**** EXTRACTED RECORDS

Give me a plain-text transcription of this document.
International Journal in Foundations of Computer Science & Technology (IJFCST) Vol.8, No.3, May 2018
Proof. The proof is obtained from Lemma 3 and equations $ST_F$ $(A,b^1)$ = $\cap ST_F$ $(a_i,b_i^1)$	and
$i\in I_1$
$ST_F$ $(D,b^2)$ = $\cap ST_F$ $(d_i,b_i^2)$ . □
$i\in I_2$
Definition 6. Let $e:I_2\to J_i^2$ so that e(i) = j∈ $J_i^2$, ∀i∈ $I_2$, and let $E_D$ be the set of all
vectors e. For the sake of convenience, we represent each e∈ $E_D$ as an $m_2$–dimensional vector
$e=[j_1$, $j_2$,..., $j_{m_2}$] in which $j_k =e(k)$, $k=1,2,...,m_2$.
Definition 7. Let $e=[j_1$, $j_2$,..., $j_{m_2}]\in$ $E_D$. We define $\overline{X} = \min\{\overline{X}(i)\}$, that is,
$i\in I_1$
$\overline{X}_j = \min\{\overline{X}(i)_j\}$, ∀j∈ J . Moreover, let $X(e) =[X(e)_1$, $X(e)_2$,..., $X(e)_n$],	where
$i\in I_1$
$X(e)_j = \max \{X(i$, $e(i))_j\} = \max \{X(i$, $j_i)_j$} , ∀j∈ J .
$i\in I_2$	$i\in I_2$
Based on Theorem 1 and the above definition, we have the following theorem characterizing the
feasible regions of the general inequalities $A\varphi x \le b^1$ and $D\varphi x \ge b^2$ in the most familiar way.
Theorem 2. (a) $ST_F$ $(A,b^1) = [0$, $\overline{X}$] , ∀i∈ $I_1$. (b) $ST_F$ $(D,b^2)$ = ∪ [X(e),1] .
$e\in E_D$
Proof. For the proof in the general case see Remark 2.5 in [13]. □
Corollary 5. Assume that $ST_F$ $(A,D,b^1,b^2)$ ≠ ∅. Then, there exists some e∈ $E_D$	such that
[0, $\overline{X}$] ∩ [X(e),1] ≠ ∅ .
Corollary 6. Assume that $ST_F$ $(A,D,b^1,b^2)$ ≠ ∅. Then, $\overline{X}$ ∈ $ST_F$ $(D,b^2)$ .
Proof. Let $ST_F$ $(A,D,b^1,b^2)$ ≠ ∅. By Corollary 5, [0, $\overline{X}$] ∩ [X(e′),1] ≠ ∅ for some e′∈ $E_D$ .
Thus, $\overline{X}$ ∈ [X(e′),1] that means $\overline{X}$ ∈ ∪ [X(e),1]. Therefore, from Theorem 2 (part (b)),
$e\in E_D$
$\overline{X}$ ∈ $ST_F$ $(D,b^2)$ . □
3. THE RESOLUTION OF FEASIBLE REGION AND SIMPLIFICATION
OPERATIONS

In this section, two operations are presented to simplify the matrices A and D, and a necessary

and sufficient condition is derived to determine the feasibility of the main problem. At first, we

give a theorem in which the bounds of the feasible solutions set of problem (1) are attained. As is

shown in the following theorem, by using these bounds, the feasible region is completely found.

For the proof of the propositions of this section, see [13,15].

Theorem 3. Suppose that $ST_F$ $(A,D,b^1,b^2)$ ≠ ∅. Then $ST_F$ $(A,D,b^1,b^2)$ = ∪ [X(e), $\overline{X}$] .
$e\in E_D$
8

********

### WHAT IS EXPECTED
Go through the data and return every record exactly.

### REPLY TO THE EXERCISE
Give me a plain-text transcription of this document.
International Journal in Foundations of Computer Science & Technology (IJFCST) Vol.8, No.3, May 2018
Proof. The proof is obtained from Lemma 3 and equations $ST_F$ $(A,b^1)$ = $\cap ST_F$ $(a_i,b_i^1)$	and
$i\in I_1$
$ST_F$ $(D,b^2)$ = $\cap ST_F$ $(d_i,b_i^2)$ . □
$i\in I_2$
Definition 6. Let $e:I_2\to J_i^2$ so that e(i) = j∈ $J_i^2$, ∀i∈ $I_2$, and let $E_D$ be the set of all
vectors e. For the sake of convenience, we represent each e∈ $E_D$ as an $m_2$–dimensional vector
$e=[j_1$, $j_2$,..., $j_{m_2}$] in which $j_k =e(k)$, $k=1,2,...,m_2$.
Definition 7. Let $e=[j_1$, $j_2$,..., $j_{m_2}]\in$ $E_D$. We define $\overline{X} = \min\{\overline{X}(i)\}$, that is,
$i\in I_1$
$\overline{X}_j = \min\{\overline{X}(i)_j\}$, ∀j∈ J . Moreover, let $X(e) =[X(e)_1$, $X(e)_2$,..., $X(e)_n$],	where
$i\in I_1$
$X(e)_j = \max \{X(i$, $e(i))_j\} = \max \{X(i$, $j_i)_j$} , ∀j∈ J .
$i\in I_2$	$i\in I_2$
Based on Theorem 1 and the above definition, we have the following theorem characterizing the
feasible regions of the general inequalities $A\varphi x \le b^1$ and $D\varphi x \ge b^2$ in the most familiar way.
Theorem 2. (a) $ST_F$ $(A,b^1) = [0$, $\overline{X}$] , ∀i∈ $I_1$. (b) $ST_F$ $(D,b^2)$ = ∪ [X(e),1] .
$e\in E_D$
Proof. For the proof in the general case see Remark 2.5 in [13]. □
Corollary 5. Assume that $ST_F$ $(A,D,b^1,b^2)$ ≠ ∅. Then, there exists some e∈ $E_D$	such that
[0, $\overline{X}$] ∩ [X(e),1] ≠ ∅ .
Corollary 6. Assume that $ST_F$ $(A,D,b^1,b^2)$ ≠ ∅. Then, $\overline{X}$ ∈ $ST_F$ $(D,b^2)$ .
Proof. Let $ST_F$ $(A,D,b^1,b^2)$ ≠ ∅. By Corollary 5, [0, $\overline{X}$] ∩ [X(e′),1] ≠ ∅ for some e′∈ $E_D$ .
Thus, $\overline{X}$ ∈ [X(e′),1] that means $\overline{X}$ ∈ ∪ [X(e),1]. Therefore, from Theorem 2 (part (b)),
$e\in E_D$
$\overline{X}$ ∈ $ST_F$ $(D,b^2)$ . □
3. THE RESOLUTION OF FEASIBLE REGION AND SIMPLIFICATION
OPERATIONS

In this section, two operations are presented to simplify the matrices A and D, and a necessary

and sufficient condition is derived to determine the feasibility of the main problem. At first, we

give a theorem in which the bounds of the feasible solutions set of problem (1) are attained. As is

shown in the following theorem, by using these bounds, the feasible region is completely found.

For the proof of the propositions of this section, see [13,15].

Theorem 3. Suppose that $ST_F$ $(A,D,b^1,b^2)$ ≠ ∅. Then $ST_F$ $(A,D,b^1,b^2)$ = ∪ [X(e), $\overline{X}$] .
$e\in E_D$
8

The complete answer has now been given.